◆ **Material**

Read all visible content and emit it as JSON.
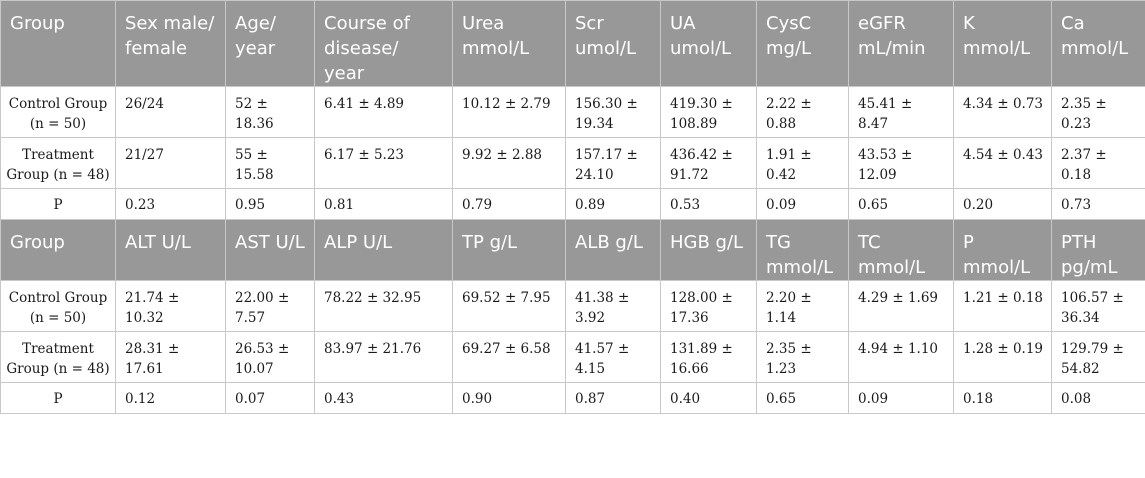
{
  "section1": {
    "headers": [
      "Group",
      "Sex male/ female",
      "Age/ year",
      "Course of disease/ year",
      "Urea mmol/L",
      "Scr umol/L",
      "UA umol/L",
      "CysC mg/L",
      "eGFR mL/min",
      "K mmol/L",
      "Ca mmol/L"
    ],
    "rows": [
      [
        "Control Group (n = 50)",
        "26/24",
        "52 ± 18.36",
        "6.41 ± 4.89",
        "10.12 ± 2.79",
        "156.30 ± 19.34",
        "419.30 ± 108.89",
        "2.22 ± 0.88",
        "45.41 ± 8.47",
        "4.34 ± 0.73",
        "2.35 ± 0.23"
      ],
      [
        "Treatment Group (n = 48)",
        "21/27",
        "55 ± 15.58",
        "6.17 ± 5.23",
        "9.92 ± 2.88",
        "157.17 ± 24.10",
        "436.42 ± 91.72",
        "1.91 ± 0.42",
        "43.53 ± 12.09",
        "4.54 ± 0.43",
        "2.37 ± 0.18"
      ],
      [
        "P",
        "0.23",
        "0.95",
        "0.81",
        "0.79",
        "0.89",
        "0.53",
        "0.09",
        "0.65",
        "0.20",
        "0.73"
      ]
    ]
  },
  "section2": {
    "headers": [
      "Group",
      "ALT U/L",
      "AST U/L",
      "ALP U/L",
      "TP g/L",
      "ALB g/L",
      "HGB g/L",
      "TG mmol/L",
      "TC mmol/L",
      "P mmol/L",
      "PTH pg/mL"
    ],
    "rows": [
      [
        "Control Group (n = 50)",
        "21.74 ± 10.32",
        "22.00 ± 7.57",
        "78.22 ± 32.95",
        "69.52 ± 7.95",
        "41.38 ± 3.92",
        "128.00 ± 17.36",
        "2.20 ± 1.14",
        "4.29 ± 1.69",
        "1.21 ± 0.18",
        "106.57 ± 36.34"
      ],
      [
        "Treatment Group (n = 48)",
        "28.31 ± 17.61",
        "26.53 ± 10.07",
        "83.97 ± 21.76",
        "69.27 ± 6.58",
        "41.57 ± 4.15",
        "131.89 ± 16.66",
        "2.35 ± 1.23",
        "4.94 ± 1.10",
        "1.28 ± 0.19",
        "129.79 ± 54.82"
      ],
      [
        "P",
        "0.12",
        "0.07",
        "0.43",
        "0.90",
        "0.87",
        "0.40",
        "0.65",
        "0.09",
        "0.18",
        "0.08"
      ]
    ]
  }
}
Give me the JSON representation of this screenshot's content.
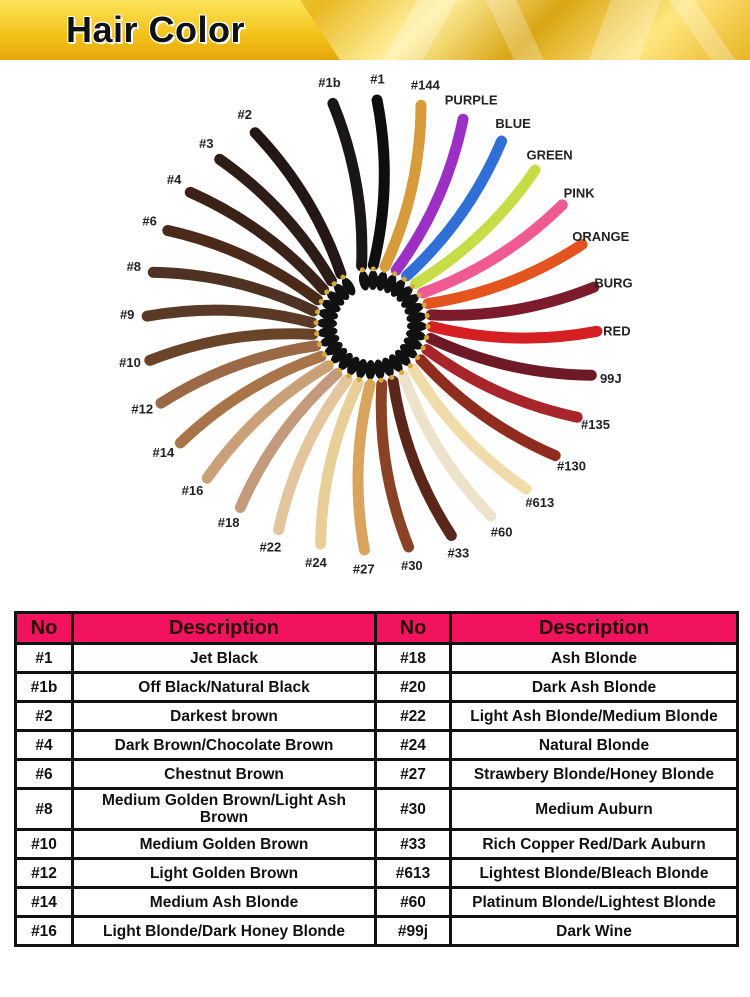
{
  "header": {
    "title": "Hair Color"
  },
  "swatches": [
    {
      "label": "#1b",
      "color": "#1a1616"
    },
    {
      "label": "#1",
      "color": "#0f0d0d"
    },
    {
      "label": "#144",
      "color": "#d79b3b"
    },
    {
      "label": "PURPLE",
      "color": "#9c2fc4"
    },
    {
      "label": "BLUE",
      "color": "#2f6fd6"
    },
    {
      "label": "GREEN",
      "color": "#c7dd48"
    },
    {
      "label": "PINK",
      "color": "#ef5a93"
    },
    {
      "label": "ORANGE",
      "color": "#e4541f"
    },
    {
      "label": "BURG",
      "color": "#7c1b2b"
    },
    {
      "label": "RED",
      "color": "#d51f23"
    },
    {
      "label": "99J",
      "color": "#6e1a26"
    },
    {
      "label": "#135",
      "color": "#a8262b"
    },
    {
      "label": "#130",
      "color": "#8f2c1e"
    },
    {
      "label": "#613",
      "color": "#efdcaa"
    },
    {
      "label": "#60",
      "color": "#efe2cc"
    },
    {
      "label": "#33",
      "color": "#5a2619"
    },
    {
      "label": "#30",
      "color": "#8a4224"
    },
    {
      "label": "#27",
      "color": "#d9a55e"
    },
    {
      "label": "#24",
      "color": "#e7cf97"
    },
    {
      "label": "#22",
      "color": "#e3c69e"
    },
    {
      "label": "#18",
      "color": "#c49a7c"
    },
    {
      "label": "#16",
      "color": "#caa079"
    },
    {
      "label": "#14",
      "color": "#a97548"
    },
    {
      "label": "#12",
      "color": "#9b6946"
    },
    {
      "label": "#10",
      "color": "#6a4429"
    },
    {
      "label": "#9",
      "color": "#5a3a27"
    },
    {
      "label": "#8",
      "color": "#4e3224"
    },
    {
      "label": "#6",
      "color": "#4b2a1a"
    },
    {
      "label": "#4",
      "color": "#3a2218"
    },
    {
      "label": "#3",
      "color": "#2e1c16"
    },
    {
      "label": "#2",
      "color": "#231715"
    }
  ],
  "table": {
    "headers": [
      "No",
      "Description",
      "No",
      "Description"
    ],
    "rows": [
      {
        "no1": "#1",
        "desc1": "Jet Black",
        "no2": "#18",
        "desc2": "Ash Blonde"
      },
      {
        "no1": "#1b",
        "desc1": "Off Black/Natural Black",
        "no2": "#20",
        "desc2": "Dark Ash Blonde"
      },
      {
        "no1": "#2",
        "desc1": "Darkest brown",
        "no2": "#22",
        "desc2": "Light Ash Blonde/Medium Blonde"
      },
      {
        "no1": "#4",
        "desc1": "Dark Brown/Chocolate Brown",
        "no2": "#24",
        "desc2": "Natural Blonde"
      },
      {
        "no1": "#6",
        "desc1": "Chestnut Brown",
        "no2": "#27",
        "desc2": "Strawbery Blonde/Honey Blonde"
      },
      {
        "no1": "#8",
        "desc1": "Medium Golden Brown/Light Ash Brown",
        "no2": "#30",
        "desc2": "Medium Auburn"
      },
      {
        "no1": "#10",
        "desc1": "Medium Golden Brown",
        "no2": "#33",
        "desc2": "Rich Copper Red/Dark Auburn"
      },
      {
        "no1": "#12",
        "desc1": "Light Golden Brown",
        "no2": "#613",
        "desc2": "Lightest Blonde/Bleach Blonde"
      },
      {
        "no1": "#14",
        "desc1": "Medium Ash Blonde",
        "no2": "#60",
        "desc2": "Platinum Blonde/Lightest Blonde"
      },
      {
        "no1": "#16",
        "desc1": "Light Blonde/Dark Honey Blonde",
        "no2": "#99j",
        "desc2": "Dark Wine"
      }
    ]
  },
  "colors": {
    "header_pink": "#f2135f",
    "banner_gold": "#f2c118"
  }
}
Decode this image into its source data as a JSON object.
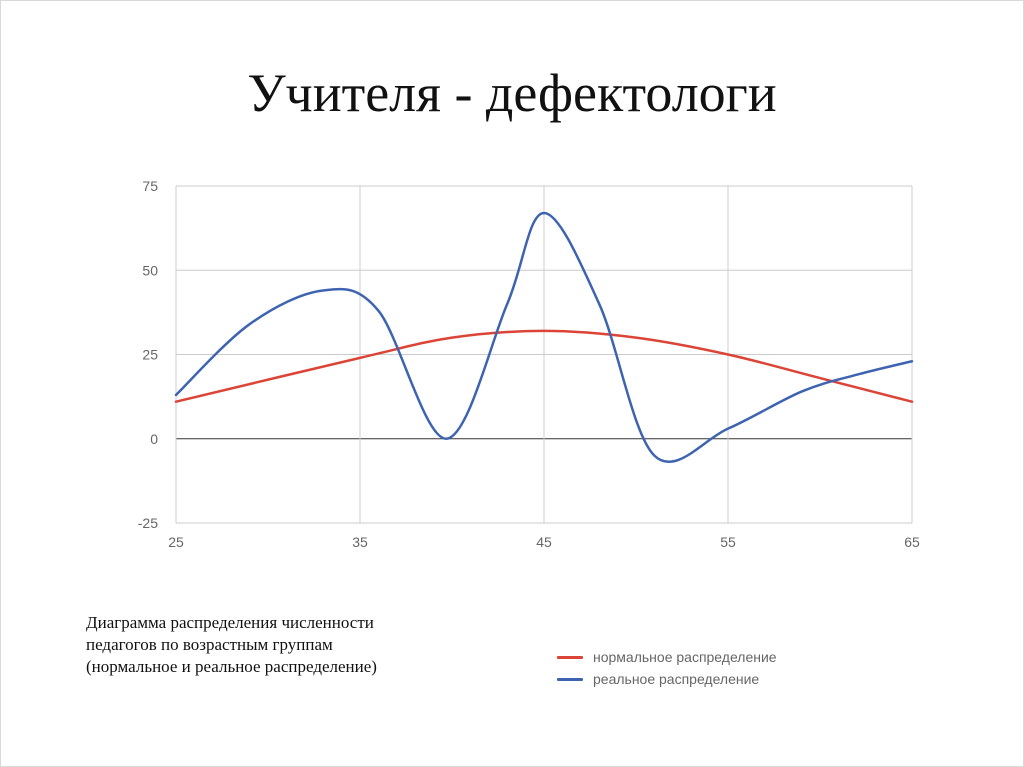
{
  "slide": {
    "title": "Учителя - дефектологи",
    "caption": [
      "Диаграмма распределения численности",
      "педагогов по возрастным группам",
      "(нормальное и реальное распределение)"
    ]
  },
  "chart_data": {
    "type": "line",
    "smooth": true,
    "xlim": [
      25,
      65
    ],
    "ylim": [
      -25,
      75
    ],
    "x_ticks": [
      25,
      35,
      45,
      55,
      65
    ],
    "y_ticks": [
      75,
      50,
      25,
      0,
      -25
    ],
    "grid": true,
    "legend_position": "bottom-right",
    "series": [
      {
        "name": "нормальное распределение",
        "color": "#db4437",
        "x": [
          25,
          35,
          40,
          45,
          50,
          55,
          60,
          65
        ],
        "values": [
          11,
          24,
          30,
          32,
          30,
          25,
          18,
          11
        ]
      },
      {
        "name": "реальное распределение",
        "color": "#3e64b1",
        "x": [
          25,
          29,
          33,
          36,
          39.7,
          43,
          45,
          48,
          51,
          55,
          59,
          62,
          65
        ],
        "values": [
          13,
          34,
          44,
          38,
          0,
          40,
          67,
          40,
          -5,
          3,
          14,
          19,
          23
        ]
      }
    ]
  }
}
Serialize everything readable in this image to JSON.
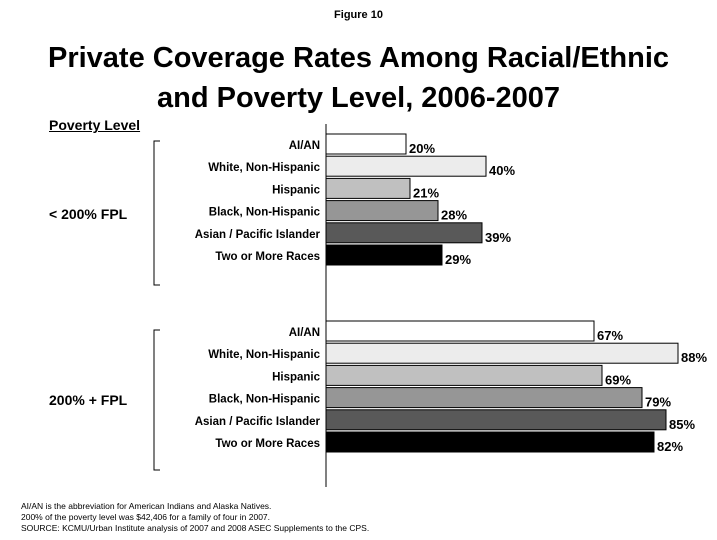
{
  "figure_label": "Figure 10",
  "title_lines": [
    "Private Coverage Rates Among Racial/Ethnic",
    "and Poverty Level, 2006-2007"
  ],
  "poverty_header": "Poverty Level",
  "colors": {
    "AI/AN": "#ffffff",
    "White, Non-Hispanic": "#ececec",
    "Hispanic": "#c0c0c0",
    "Black, Non-Hispanic": "#969696",
    "Asian / Pacific Islander": "#595959",
    "Two or More Races": "#000000"
  },
  "chart_data": {
    "type": "bar",
    "orientation": "horizontal",
    "categories": [
      "AI/AN",
      "White, Non-Hispanic",
      "Hispanic",
      "Black, Non-Hispanic",
      "Asian / Pacific Islander",
      "Two or More Races"
    ],
    "series": [
      {
        "name": "< 200% FPL",
        "values": [
          20,
          40,
          21,
          28,
          39,
          29
        ]
      },
      {
        "name": "200% + FPL",
        "values": [
          67,
          88,
          69,
          79,
          85,
          82
        ]
      }
    ],
    "value_suffix": "%",
    "xlim": [
      0,
      100
    ],
    "grid": false,
    "legend": "none"
  },
  "footnotes": [
    "AI/AN is the abbreviation for American Indians and Alaska Natives.",
    "200% of the poverty level was $42,406 for a family of four in 2007.",
    "SOURCE: KCMU/Urban Institute analysis of 2007 and 2008 ASEC Supplements to the CPS."
  ]
}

◆ **Exercise goal**
With pictures omitted, copy exactly the lines from the one containing "Serialize everything readable" through the final line of the listing, both included.

◆ **Worked solution**
Serialize everything readable in this image to JSON.
{
  "figure_label": "Figure 10",
  "title_lines": [
    "Private Coverage Rates Among Racial/Ethnic",
    "and Poverty Level, 2006-2007"
  ],
  "poverty_header": "Poverty Level",
  "colors": {
    "AI/AN": "#ffffff",
    "White, Non-Hispanic": "#ececec",
    "Hispanic": "#c0c0c0",
    "Black, Non-Hispanic": "#969696",
    "Asian / Pacific Islander": "#595959",
    "Two or More Races": "#000000"
  },
  "chart_data": {
    "type": "bar",
    "orientation": "horizontal",
    "categories": [
      "AI/AN",
      "White, Non-Hispanic",
      "Hispanic",
      "Black, Non-Hispanic",
      "Asian / Pacific Islander",
      "Two or More Races"
    ],
    "series": [
      {
        "name": "< 200% FPL",
        "values": [
          20,
          40,
          21,
          28,
          39,
          29
        ]
      },
      {
        "name": "200% + FPL",
        "values": [
          67,
          88,
          69,
          79,
          85,
          82
        ]
      }
    ],
    "value_suffix": "%",
    "xlim": [
      0,
      100
    ],
    "grid": false,
    "legend": "none"
  },
  "footnotes": [
    "AI/AN is the abbreviation for American Indians and Alaska Natives.",
    "200% of the poverty level was $42,406 for a family of four in 2007.",
    "SOURCE: KCMU/Urban Institute analysis of 2007 and 2008 ASEC Supplements to the CPS."
  ]
}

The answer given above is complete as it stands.